* Exercise materials

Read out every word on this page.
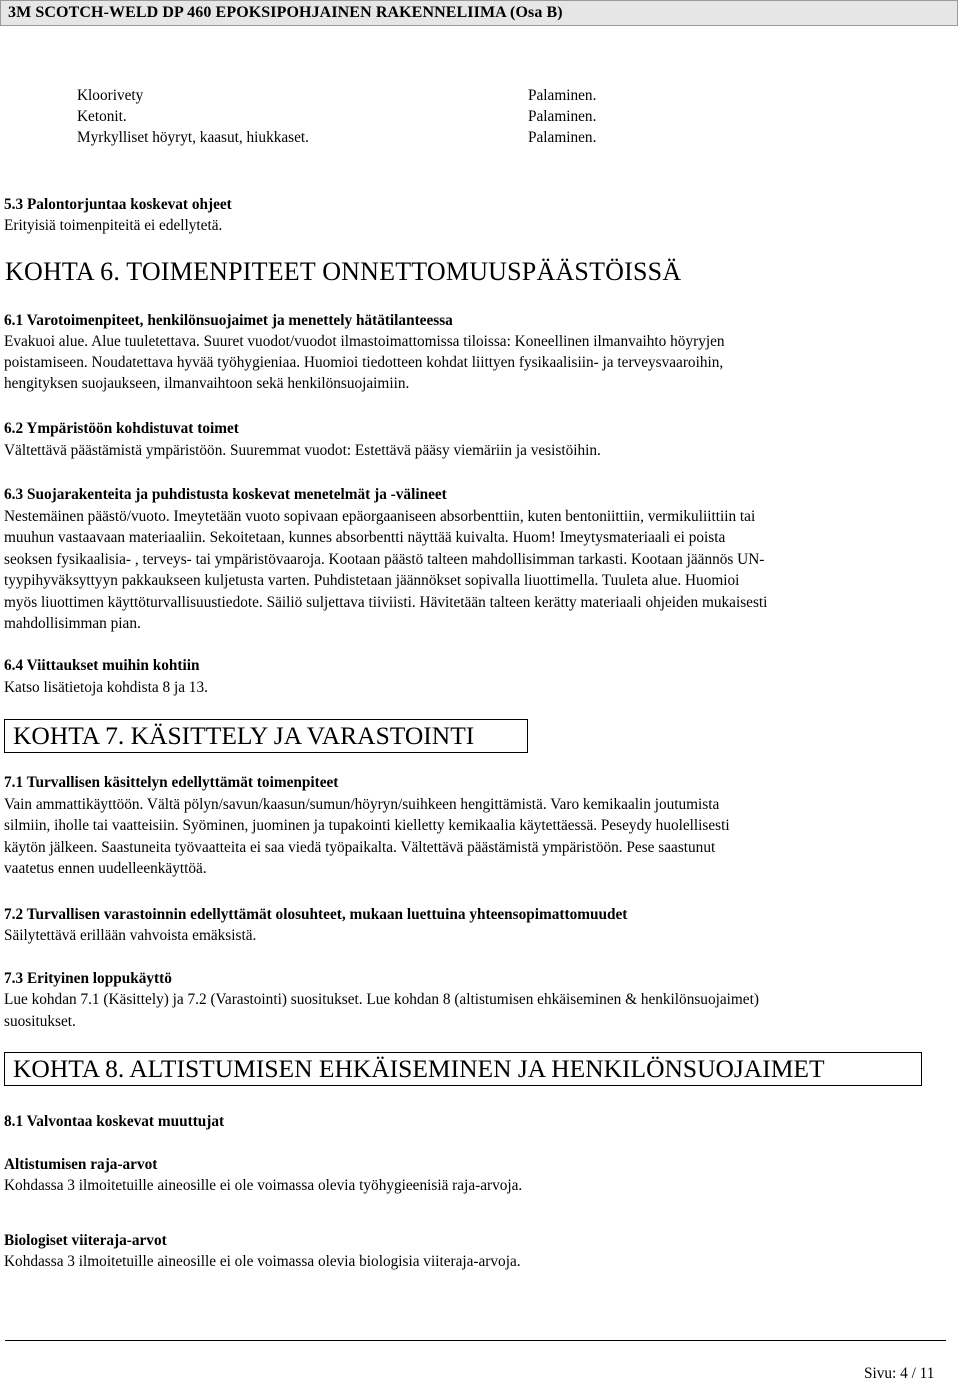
3M SCOTCH-WELD DP 460 EPOKSIPOHJAINEN RAKENNELIIMA (Osa B)
Kloorivety	Palaminen.
Ketonit.	Palaminen.
Myrkylliset höyryt, kaasut, hiukkaset.	Palaminen.
5.3 Palontorjuntaa koskevat ohjeet
Erityisiä toimenpiteitä ei edellytetä.
KOHTA 6. TOIMENPITEET ONNETTOMUUSPÄÄSTÖISSÄ
6.1 Varotoimenpiteet, henkilönsuojaimet ja menettely hätätilanteessa
Evakuoi alue. Alue tuuletettava. Suuret vuodot/vuodot ilmastoimattomissa tiloissa: Koneellinen ilmanvaihto höyryjen
poistamiseen. Noudatettava hyvää työhygieniaa. Huomioi tiedotteen kohdat liittyen fysikaalisiin- ja terveysvaaroihin,
hengityksen suojaukseen, ilmanvaihtoon sekä henkilönsuojaimiin.
6.2 Ympäristöön kohdistuvat toimet
Vältettävä päästämistä ympäristöön. Suuremmat vuodot: Estettävä pääsy viemäriin ja vesistöihin.
6.3 Suojarakenteita ja puhdistusta koskevat menetelmät ja -välineet
Nestemäinen päästö/vuoto. Imeytetään vuoto sopivaan epäorgaaniseen absorbenttiin, kuten bentoniittiin, vermikuliittiin tai
muuhun vastaavaan materiaaliin. Sekoitetaan, kunnes absorbentti näyttää kuivalta. Huom! Imeytysmateriaali ei poista
seoksen fysikaalisia- , terveys- tai ympäristövaaroja. Kootaan päästö talteen mahdollisimman tarkasti. Kootaan jäännös UN-
tyypihyväksyttyyn pakkaukseen kuljetusta varten. Puhdistetaan jäännökset sopivalla liuottimella. Tuuleta alue. Huomioi
myös liuottimen käyttöturvallisuustiedote. Säiliö suljettava tiiviisti. Hävitetään talteen kerätty materiaali ohjeiden mukaisesti
mahdollisimman pian.
6.4 Viittaukset muihin kohtiin
Katso lisätietoja kohdista 8 ja 13.
KOHTA 7. KÄSITTELY JA VARASTOINTI
7.1 Turvallisen käsittelyn edellyttämät toimenpiteet
Vain ammattikäyttöön. Vältä pölyn/savun/kaasun/sumun/höyryn/suihkeen hengittämistä. Varo kemikaalin joutumista
silmiin, iholle tai vaatteisiin. Syöminen, juominen ja tupakointi kielletty kemikaalia käytettäessä. Peseydy huolellisesti
käytön jälkeen. Saastuneita työvaatteita ei saa viedä työpaikalta. Vältettävä päästämistä ympäristöön. Pese saastunut
vaatetus ennen uudelleenkäyttöä.
7.2 Turvallisen varastoinnin edellyttämät olosuhteet, mukaan luettuina yhteensopimattomuudet
Säilytettävä erillään vahvoista emäksistä.
7.3 Erityinen loppukäyttö
Lue kohdan 7.1 (Käsittely) ja 7.2 (Varastointi) suositukset. Lue kohdan 8 (altistumisen ehkäiseminen & henkilönsuojaimet)
suositukset.
KOHTA 8. ALTISTUMISEN EHKÄISEMINEN JA HENKILÖNSUOJAIMET
8.1 Valvontaa koskevat muuttujat
Altistumisen raja-arvot
Kohdassa 3 ilmoitetuille aineosille ei ole voimassa olevia työhygieenisiä raja-arvoja.
Biologiset viiteraja-arvot
Kohdassa 3 ilmoitetuille aineosille ei ole voimassa olevia biologisia viiteraja-arvoja.
Sivu: 4 / 11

* Directive
Your task is to pick out every line with the string "arvoja" and copy it.

* Solution to the exercise
Kohdassa 3 ilmoitetuille aineosille ei ole voimassa olevia työhygieenisiä raja-arvoja.
Kohdassa 3 ilmoitetuille aineosille ei ole voimassa olevia biologisia viiteraja-arvoja.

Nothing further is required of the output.